In the data below, locate each line with the word "افراد" and list it.
— start ENTRIES PROVIDED —
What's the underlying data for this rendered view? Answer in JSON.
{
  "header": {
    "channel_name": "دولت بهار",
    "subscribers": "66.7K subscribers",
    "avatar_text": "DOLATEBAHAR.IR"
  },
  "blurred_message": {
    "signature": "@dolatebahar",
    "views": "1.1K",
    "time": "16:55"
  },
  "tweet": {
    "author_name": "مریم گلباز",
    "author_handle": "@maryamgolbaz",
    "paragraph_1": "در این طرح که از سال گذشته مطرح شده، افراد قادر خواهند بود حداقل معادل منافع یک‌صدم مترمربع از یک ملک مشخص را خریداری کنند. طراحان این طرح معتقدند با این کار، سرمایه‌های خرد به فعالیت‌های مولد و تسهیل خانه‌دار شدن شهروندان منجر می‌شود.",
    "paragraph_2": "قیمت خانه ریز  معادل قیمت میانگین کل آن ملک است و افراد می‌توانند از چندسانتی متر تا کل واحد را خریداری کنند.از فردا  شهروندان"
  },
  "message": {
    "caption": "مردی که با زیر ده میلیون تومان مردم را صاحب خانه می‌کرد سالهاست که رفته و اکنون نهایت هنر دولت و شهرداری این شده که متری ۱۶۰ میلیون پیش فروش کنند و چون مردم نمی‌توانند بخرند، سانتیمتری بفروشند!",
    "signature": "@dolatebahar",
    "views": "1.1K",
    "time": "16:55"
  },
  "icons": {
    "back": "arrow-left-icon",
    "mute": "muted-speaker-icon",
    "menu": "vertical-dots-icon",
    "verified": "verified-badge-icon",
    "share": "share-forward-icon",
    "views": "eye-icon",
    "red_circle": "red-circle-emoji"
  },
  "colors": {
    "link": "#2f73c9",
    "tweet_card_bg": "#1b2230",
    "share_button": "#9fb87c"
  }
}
— end ENTRIES PROVIDED —
— start ENTRIES PROVIDED —
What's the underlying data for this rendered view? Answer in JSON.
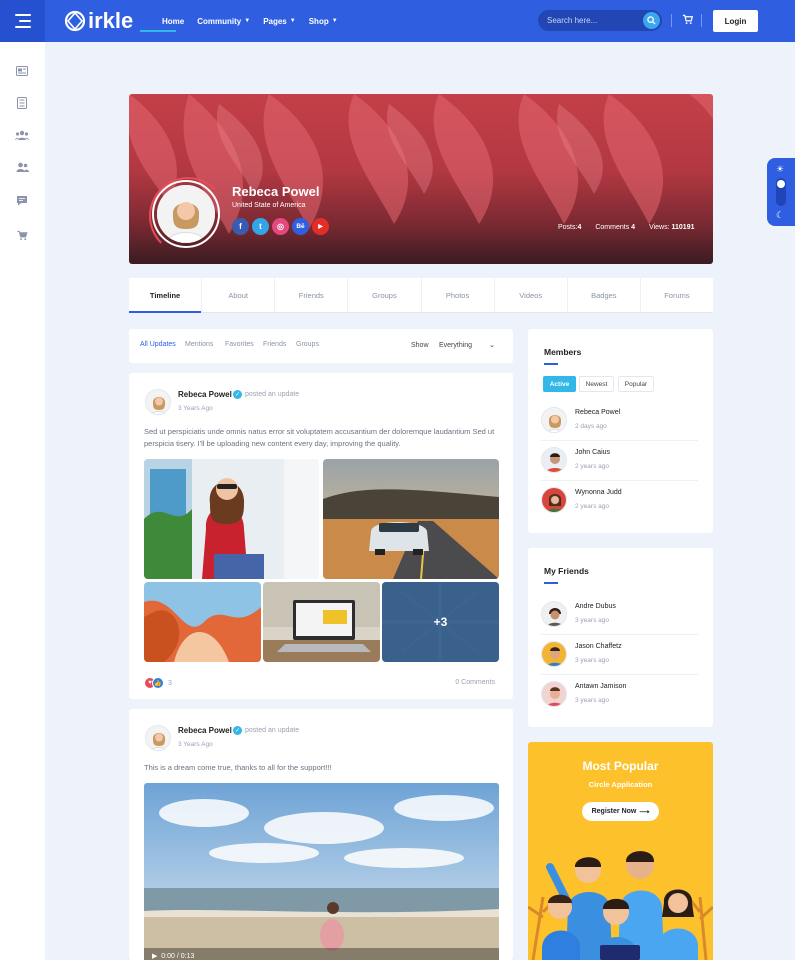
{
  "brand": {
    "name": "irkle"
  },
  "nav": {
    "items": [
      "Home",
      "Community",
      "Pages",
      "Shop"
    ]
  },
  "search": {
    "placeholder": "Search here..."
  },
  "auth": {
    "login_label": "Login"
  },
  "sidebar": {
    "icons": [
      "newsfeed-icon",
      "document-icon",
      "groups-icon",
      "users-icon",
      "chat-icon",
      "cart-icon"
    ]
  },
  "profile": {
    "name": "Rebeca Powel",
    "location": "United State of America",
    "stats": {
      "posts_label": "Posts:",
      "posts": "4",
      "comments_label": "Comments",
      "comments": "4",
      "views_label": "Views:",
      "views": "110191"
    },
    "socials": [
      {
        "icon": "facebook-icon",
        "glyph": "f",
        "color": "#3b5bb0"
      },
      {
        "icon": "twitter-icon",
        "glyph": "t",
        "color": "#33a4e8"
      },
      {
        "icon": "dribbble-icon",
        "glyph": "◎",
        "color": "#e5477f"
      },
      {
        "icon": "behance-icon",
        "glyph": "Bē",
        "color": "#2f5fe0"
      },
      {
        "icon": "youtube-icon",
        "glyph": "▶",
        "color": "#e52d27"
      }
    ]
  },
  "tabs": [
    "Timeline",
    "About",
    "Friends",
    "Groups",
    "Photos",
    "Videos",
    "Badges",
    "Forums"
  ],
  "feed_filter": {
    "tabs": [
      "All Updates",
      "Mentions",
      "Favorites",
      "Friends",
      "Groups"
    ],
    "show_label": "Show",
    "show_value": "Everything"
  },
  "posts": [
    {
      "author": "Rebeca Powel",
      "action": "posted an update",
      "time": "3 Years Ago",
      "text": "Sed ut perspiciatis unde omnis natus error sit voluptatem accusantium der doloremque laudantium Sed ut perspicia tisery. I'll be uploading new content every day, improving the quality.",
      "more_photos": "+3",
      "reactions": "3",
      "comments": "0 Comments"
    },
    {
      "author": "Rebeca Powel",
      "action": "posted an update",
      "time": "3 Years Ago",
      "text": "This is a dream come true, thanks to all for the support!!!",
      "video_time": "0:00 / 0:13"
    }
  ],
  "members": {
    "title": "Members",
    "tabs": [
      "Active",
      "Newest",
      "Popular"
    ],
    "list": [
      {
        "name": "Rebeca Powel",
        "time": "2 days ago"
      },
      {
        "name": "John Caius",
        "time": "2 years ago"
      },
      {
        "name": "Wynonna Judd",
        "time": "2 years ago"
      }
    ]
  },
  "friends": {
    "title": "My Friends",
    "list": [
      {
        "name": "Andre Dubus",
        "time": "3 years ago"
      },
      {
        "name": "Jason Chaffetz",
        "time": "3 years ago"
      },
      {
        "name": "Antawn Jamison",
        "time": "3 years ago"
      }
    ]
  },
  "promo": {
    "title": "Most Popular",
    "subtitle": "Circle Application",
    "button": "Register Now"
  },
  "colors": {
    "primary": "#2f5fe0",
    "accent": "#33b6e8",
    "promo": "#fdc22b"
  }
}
— end ENTRIES PROVIDED —
OUTPUT FOR THIS EXERCISE |
    "paragraph_1": "در این طرح که از سال گذشته مطرح شده، افراد قادر خواهند بود حداقل معادل منافع یک‌صدم مترمربع از یک ملک مشخص را خریداری کنند. طراحان این طرح معتقدند با این کار، سرمایه‌های خرد به فعالیت‌های مولد و تسهیل خانه‌دار شدن شهروندان منجر می‌شود.",
    "paragraph_2": "قیمت خانه ریز  معادل قیمت میانگین کل آن ملک است و افراد می‌توانند از چندسانتی متر تا کل واحد را خریداری کنند.از فردا  شهروندان"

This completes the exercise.